__Exercise instructions__:
Using the material below, print a verbatim copy of every line from the one containing "Transcribe this image's" through the one containing "Parse this screenshot: output", inclusive, and omit the pictures.

* START *

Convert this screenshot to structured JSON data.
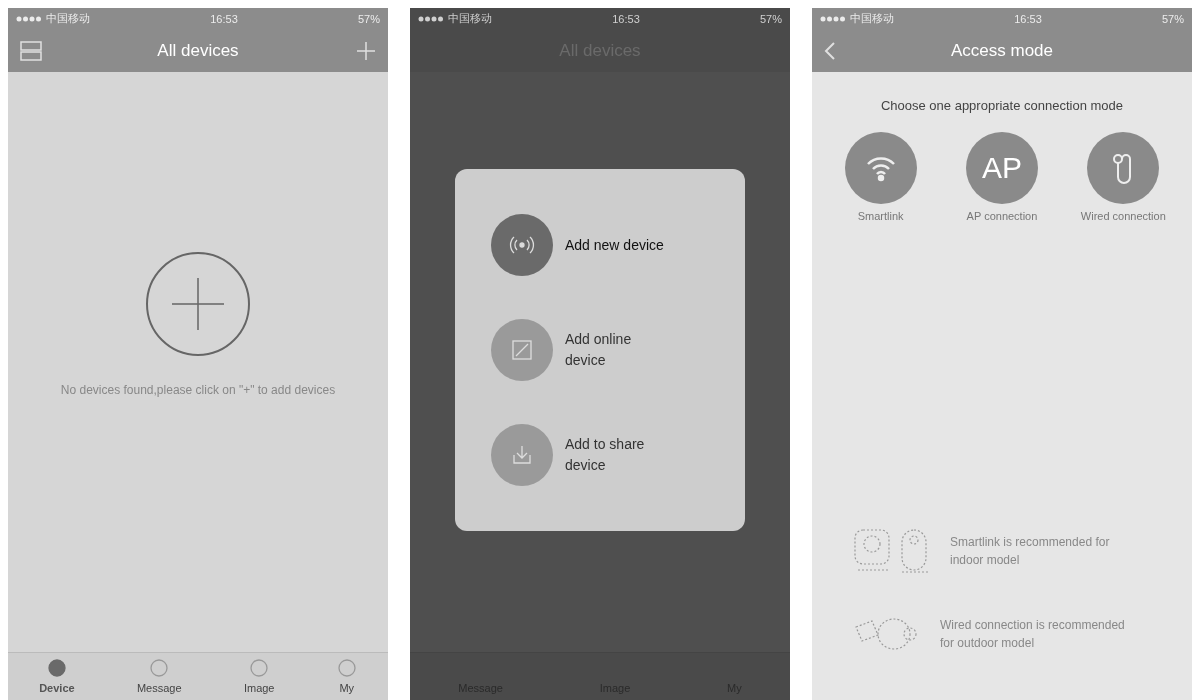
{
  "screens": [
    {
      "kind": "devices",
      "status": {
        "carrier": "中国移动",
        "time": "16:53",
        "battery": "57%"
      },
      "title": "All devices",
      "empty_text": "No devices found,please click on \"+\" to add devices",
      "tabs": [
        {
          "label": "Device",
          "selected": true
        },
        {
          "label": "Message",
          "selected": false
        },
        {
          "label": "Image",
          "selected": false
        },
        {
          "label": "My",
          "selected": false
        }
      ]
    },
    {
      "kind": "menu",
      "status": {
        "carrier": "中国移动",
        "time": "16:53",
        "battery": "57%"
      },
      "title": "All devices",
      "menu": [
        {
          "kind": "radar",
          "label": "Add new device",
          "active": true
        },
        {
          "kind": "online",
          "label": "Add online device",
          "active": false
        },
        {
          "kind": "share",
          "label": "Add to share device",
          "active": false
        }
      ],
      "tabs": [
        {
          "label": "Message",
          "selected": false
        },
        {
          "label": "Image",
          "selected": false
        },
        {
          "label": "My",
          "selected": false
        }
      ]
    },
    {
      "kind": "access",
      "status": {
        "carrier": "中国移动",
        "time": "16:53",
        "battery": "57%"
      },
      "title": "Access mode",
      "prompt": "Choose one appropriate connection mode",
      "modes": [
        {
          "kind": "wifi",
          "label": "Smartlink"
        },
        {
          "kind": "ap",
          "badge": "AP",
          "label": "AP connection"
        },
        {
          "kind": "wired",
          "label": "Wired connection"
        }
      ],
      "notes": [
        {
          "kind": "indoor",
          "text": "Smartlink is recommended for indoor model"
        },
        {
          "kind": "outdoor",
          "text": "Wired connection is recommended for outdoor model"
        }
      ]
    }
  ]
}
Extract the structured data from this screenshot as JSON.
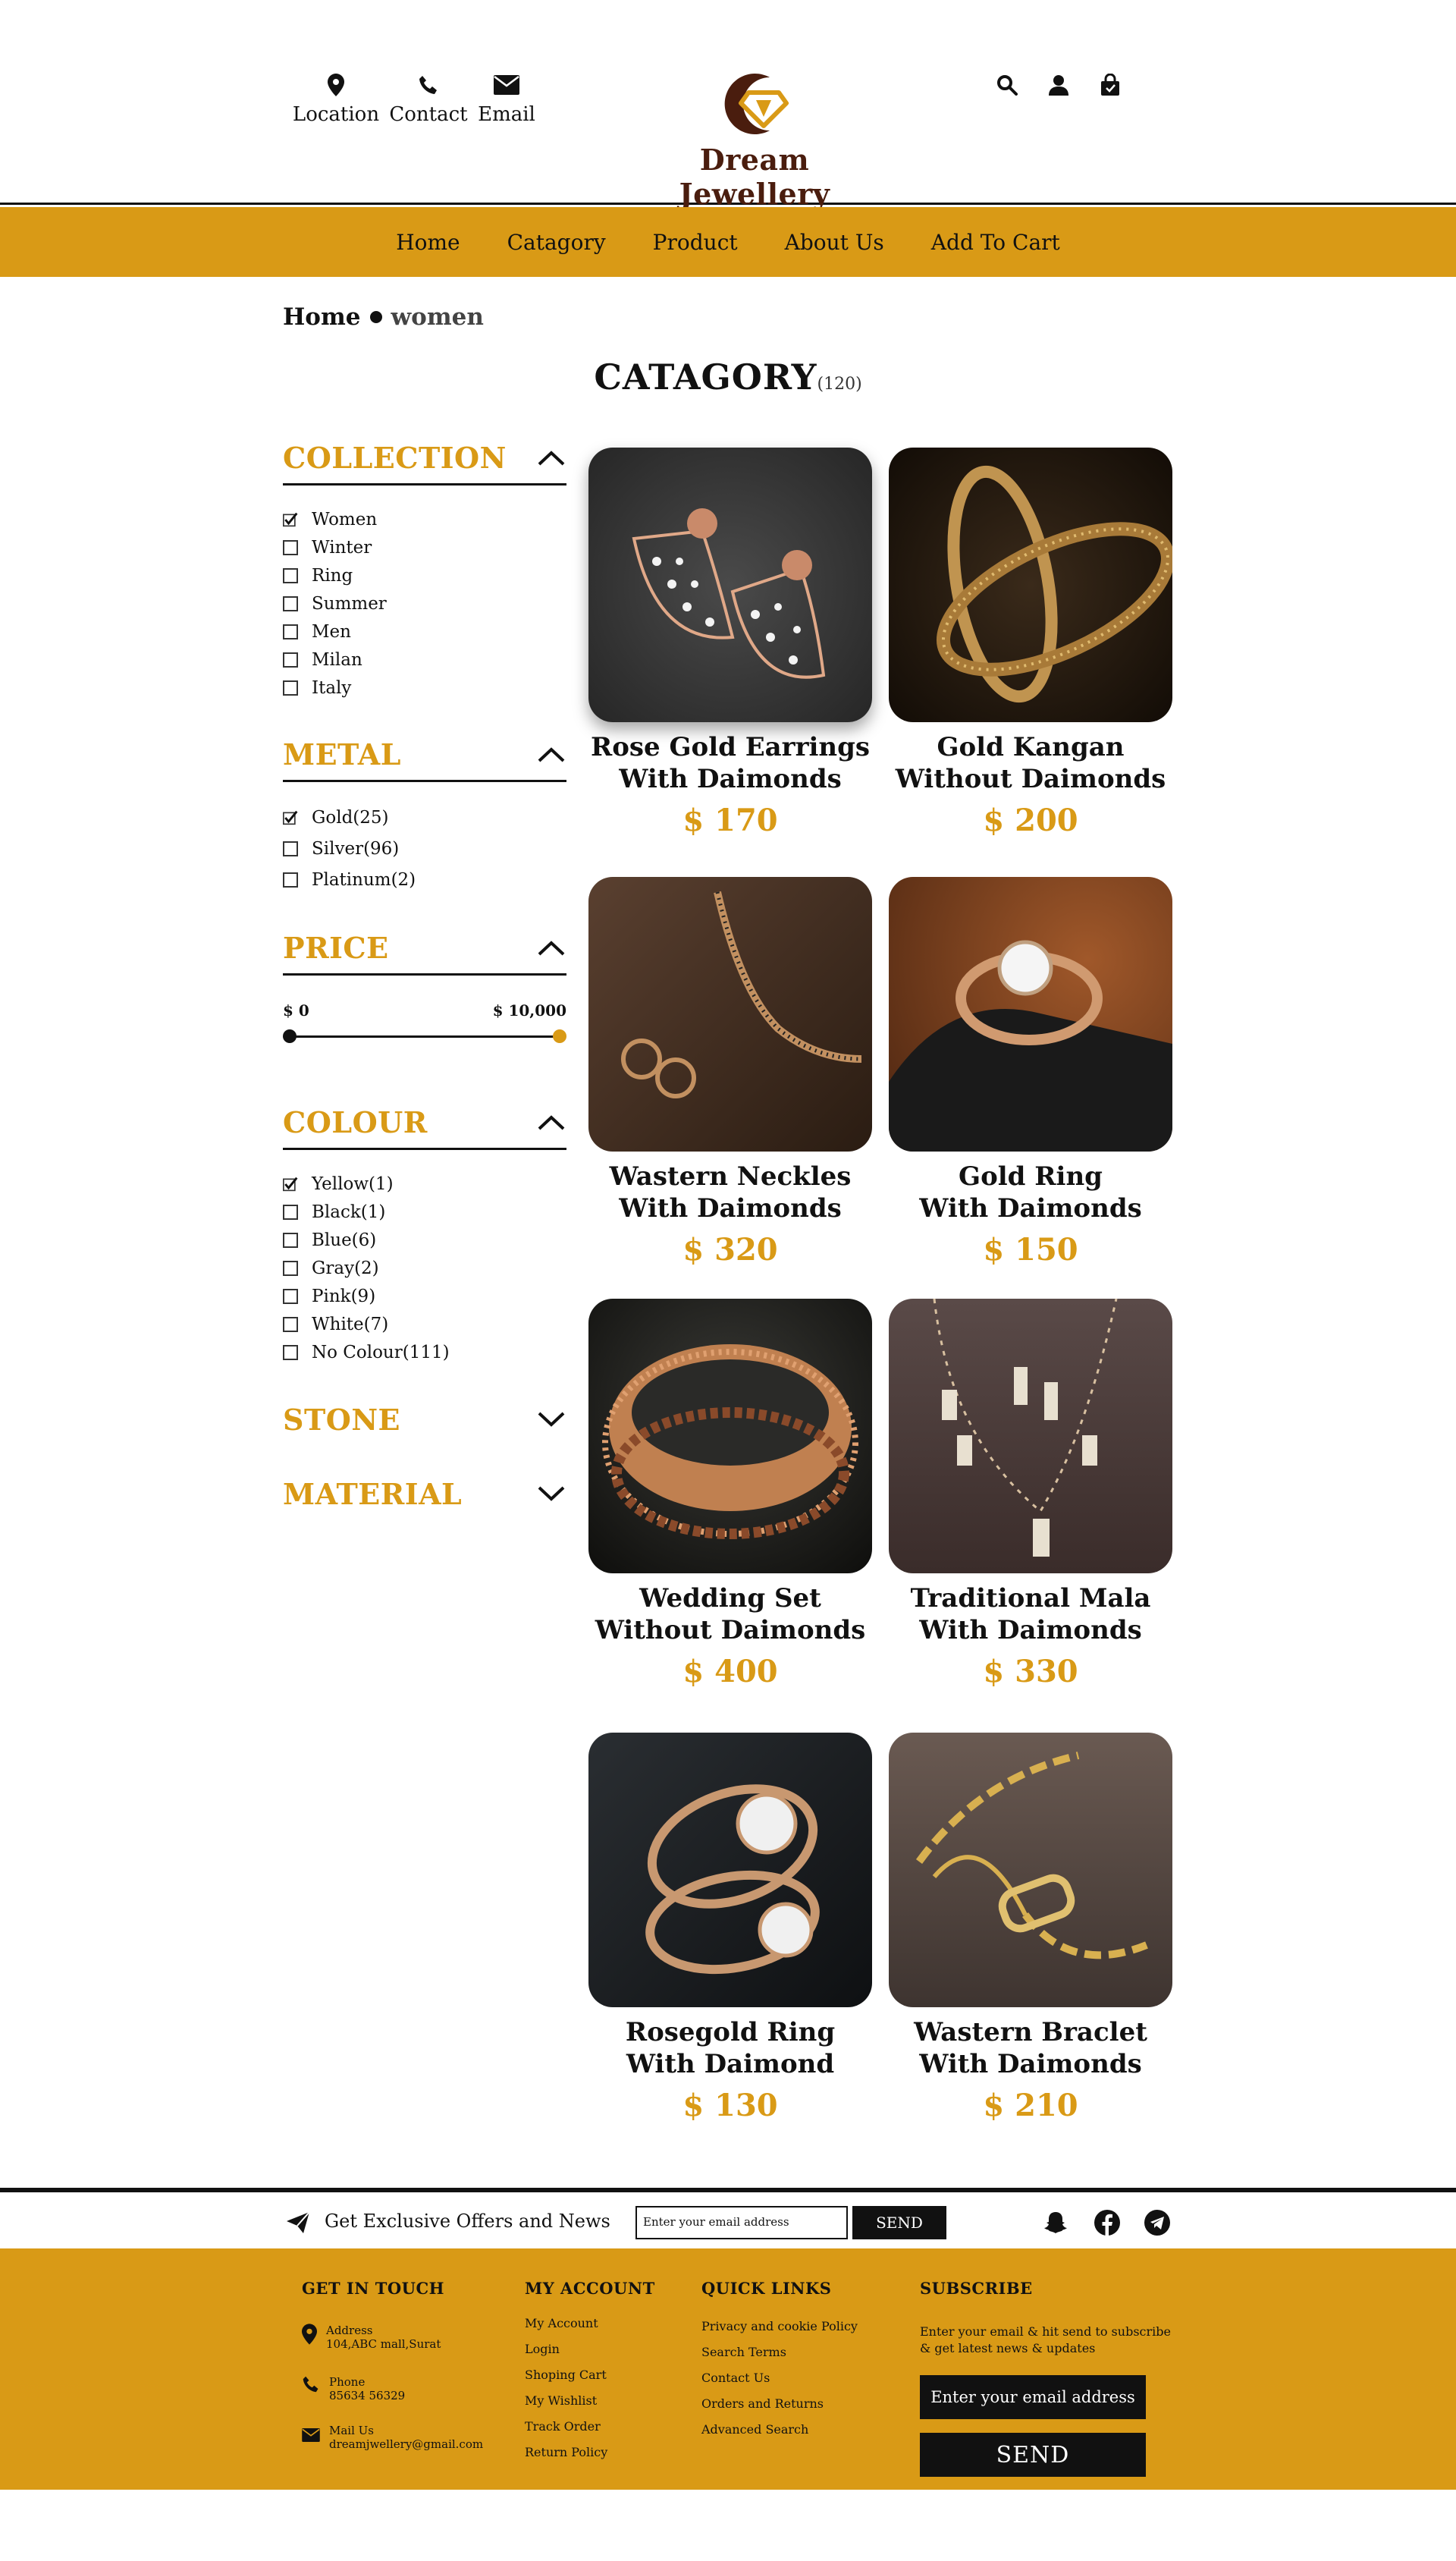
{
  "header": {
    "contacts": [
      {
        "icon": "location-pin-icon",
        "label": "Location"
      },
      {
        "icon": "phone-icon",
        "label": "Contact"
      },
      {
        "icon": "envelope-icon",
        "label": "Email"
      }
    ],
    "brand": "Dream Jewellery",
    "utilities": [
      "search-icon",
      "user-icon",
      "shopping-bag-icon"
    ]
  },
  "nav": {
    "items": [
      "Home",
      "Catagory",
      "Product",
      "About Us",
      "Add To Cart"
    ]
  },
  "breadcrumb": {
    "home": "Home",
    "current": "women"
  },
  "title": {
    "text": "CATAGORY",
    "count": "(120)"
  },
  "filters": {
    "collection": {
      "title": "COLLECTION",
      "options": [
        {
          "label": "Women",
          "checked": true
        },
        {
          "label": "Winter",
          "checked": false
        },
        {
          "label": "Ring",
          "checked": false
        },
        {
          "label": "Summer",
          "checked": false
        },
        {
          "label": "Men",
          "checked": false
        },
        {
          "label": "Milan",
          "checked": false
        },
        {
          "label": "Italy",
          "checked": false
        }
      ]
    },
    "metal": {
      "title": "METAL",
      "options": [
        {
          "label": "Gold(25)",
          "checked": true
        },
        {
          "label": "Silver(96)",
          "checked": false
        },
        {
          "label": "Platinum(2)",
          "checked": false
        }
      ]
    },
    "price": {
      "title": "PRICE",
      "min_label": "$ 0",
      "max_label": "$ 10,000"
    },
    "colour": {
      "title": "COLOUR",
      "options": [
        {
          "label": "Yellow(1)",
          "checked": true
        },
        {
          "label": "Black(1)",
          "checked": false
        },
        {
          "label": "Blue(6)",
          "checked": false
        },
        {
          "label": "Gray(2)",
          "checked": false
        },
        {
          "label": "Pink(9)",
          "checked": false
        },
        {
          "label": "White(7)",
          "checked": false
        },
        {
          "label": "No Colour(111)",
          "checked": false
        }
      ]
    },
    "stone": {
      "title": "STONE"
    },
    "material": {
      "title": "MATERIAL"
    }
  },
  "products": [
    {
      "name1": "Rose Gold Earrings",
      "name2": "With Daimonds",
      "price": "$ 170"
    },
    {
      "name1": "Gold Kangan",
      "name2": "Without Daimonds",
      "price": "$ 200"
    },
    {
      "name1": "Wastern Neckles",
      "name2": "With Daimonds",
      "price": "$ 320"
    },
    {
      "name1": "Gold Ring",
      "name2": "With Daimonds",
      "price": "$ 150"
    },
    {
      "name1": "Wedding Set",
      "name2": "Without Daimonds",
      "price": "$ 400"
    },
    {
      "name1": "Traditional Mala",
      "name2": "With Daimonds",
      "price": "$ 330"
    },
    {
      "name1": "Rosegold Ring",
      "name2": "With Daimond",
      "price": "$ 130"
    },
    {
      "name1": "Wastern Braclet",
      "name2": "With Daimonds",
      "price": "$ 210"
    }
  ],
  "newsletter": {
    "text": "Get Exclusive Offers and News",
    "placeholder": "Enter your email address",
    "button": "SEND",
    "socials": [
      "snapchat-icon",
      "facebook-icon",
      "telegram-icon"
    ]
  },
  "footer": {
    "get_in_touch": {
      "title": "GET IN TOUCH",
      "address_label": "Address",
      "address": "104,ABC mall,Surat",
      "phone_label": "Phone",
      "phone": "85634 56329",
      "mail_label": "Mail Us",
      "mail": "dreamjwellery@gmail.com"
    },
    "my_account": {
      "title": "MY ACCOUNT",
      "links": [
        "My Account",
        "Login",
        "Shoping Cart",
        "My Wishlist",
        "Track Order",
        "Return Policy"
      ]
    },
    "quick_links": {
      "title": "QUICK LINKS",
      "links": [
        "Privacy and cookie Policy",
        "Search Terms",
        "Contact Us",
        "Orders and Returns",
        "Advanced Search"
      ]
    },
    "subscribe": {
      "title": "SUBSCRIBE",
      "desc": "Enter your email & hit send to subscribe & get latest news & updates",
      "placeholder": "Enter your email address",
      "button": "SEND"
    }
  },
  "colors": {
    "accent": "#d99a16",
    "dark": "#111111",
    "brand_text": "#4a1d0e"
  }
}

* END *
* START *

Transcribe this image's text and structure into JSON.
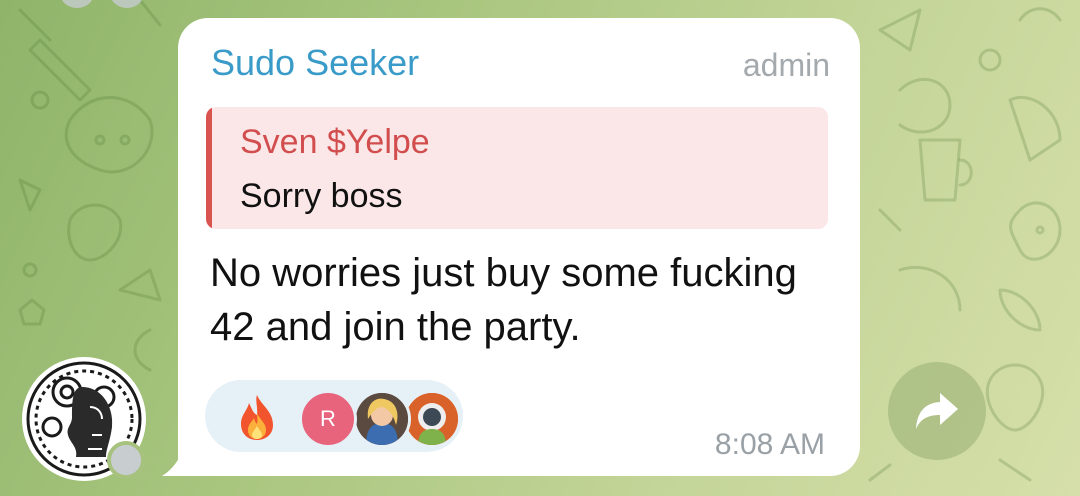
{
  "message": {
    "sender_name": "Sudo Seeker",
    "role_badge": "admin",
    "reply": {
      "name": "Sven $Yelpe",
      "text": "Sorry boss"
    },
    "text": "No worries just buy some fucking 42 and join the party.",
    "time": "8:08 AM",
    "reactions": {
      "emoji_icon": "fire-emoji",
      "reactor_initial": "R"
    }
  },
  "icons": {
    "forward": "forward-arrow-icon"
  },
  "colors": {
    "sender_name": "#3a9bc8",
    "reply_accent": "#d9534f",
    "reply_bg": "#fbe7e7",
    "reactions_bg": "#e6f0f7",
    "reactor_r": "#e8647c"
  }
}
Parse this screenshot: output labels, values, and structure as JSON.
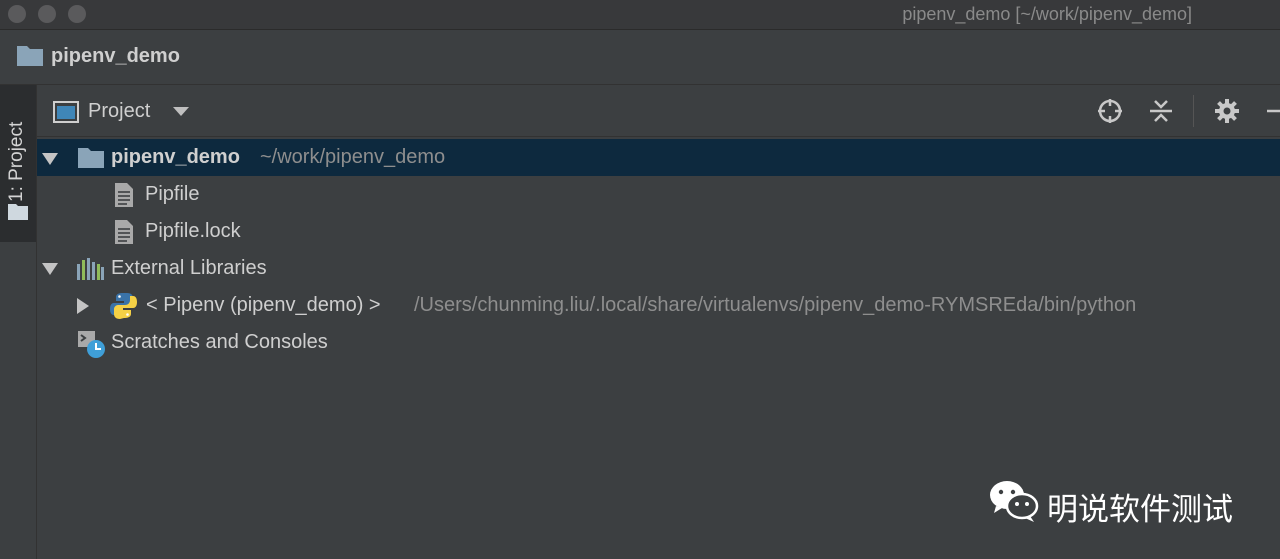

* END *

__Task solution__:
Transcribe this image's text and structure into JSON.
{
  "message": {
    "sender_name": "Sudo Seeker",
    "role_badge": "admin",
    "reply": {
      "name": "Sven $Yelpe",
      "text": "Sorry boss"
    },
    "text": "No worries just buy some fucking 42 and join the party.",
    "time": "8:08 AM",
    "reactions": {
      "emoji_icon": "fire-emoji",
      "reactor_initial": "R"
    }
  },
  "icons": {
    "forward": "forward-arrow-icon"
  },
  "colors": {
    "sender_name": "#3a9bc8",
    "reply_accent": "#d9534f",
    "reply_bg": "#fbe7e7",
    "reactions_bg": "#e6f0f7",
    "reactor_r": "#e8647c"
  }
}
Parse this screenshot: output labels, values, and structure as JSON.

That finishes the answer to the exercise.